--- Start ---
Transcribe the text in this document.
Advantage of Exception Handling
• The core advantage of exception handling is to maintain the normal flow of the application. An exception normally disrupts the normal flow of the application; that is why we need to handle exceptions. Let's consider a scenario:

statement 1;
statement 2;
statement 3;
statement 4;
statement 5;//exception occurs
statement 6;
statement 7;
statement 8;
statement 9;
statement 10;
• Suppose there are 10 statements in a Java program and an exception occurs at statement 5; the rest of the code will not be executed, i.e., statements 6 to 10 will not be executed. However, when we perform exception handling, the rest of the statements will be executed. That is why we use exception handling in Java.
--- End ---
Your instructions >> Write out the records shown above, exactly as they appear.

Written answer >>
Transcribe the text in this document.
Advantage of Exception Handling
• The core advantage of exception handling is to maintain the normal flow of the application. An exception normally disrupts the normal flow of the application; that is why we need to handle exceptions. Let's consider a scenario:

statement 1;
statement 2;
statement 3;
statement 4;
statement 5;//exception occurs
statement 6;
statement 7;
statement 8;
statement 9;
statement 10;
• Suppose there are 10 statements in a Java program and an exception occurs at statement 5; the rest of the code will not be executed, i.e., statements 6 to 10 will not be executed. However, when we perform exception handling, the rest of the statements will be executed. That is why we use exception handling in Java.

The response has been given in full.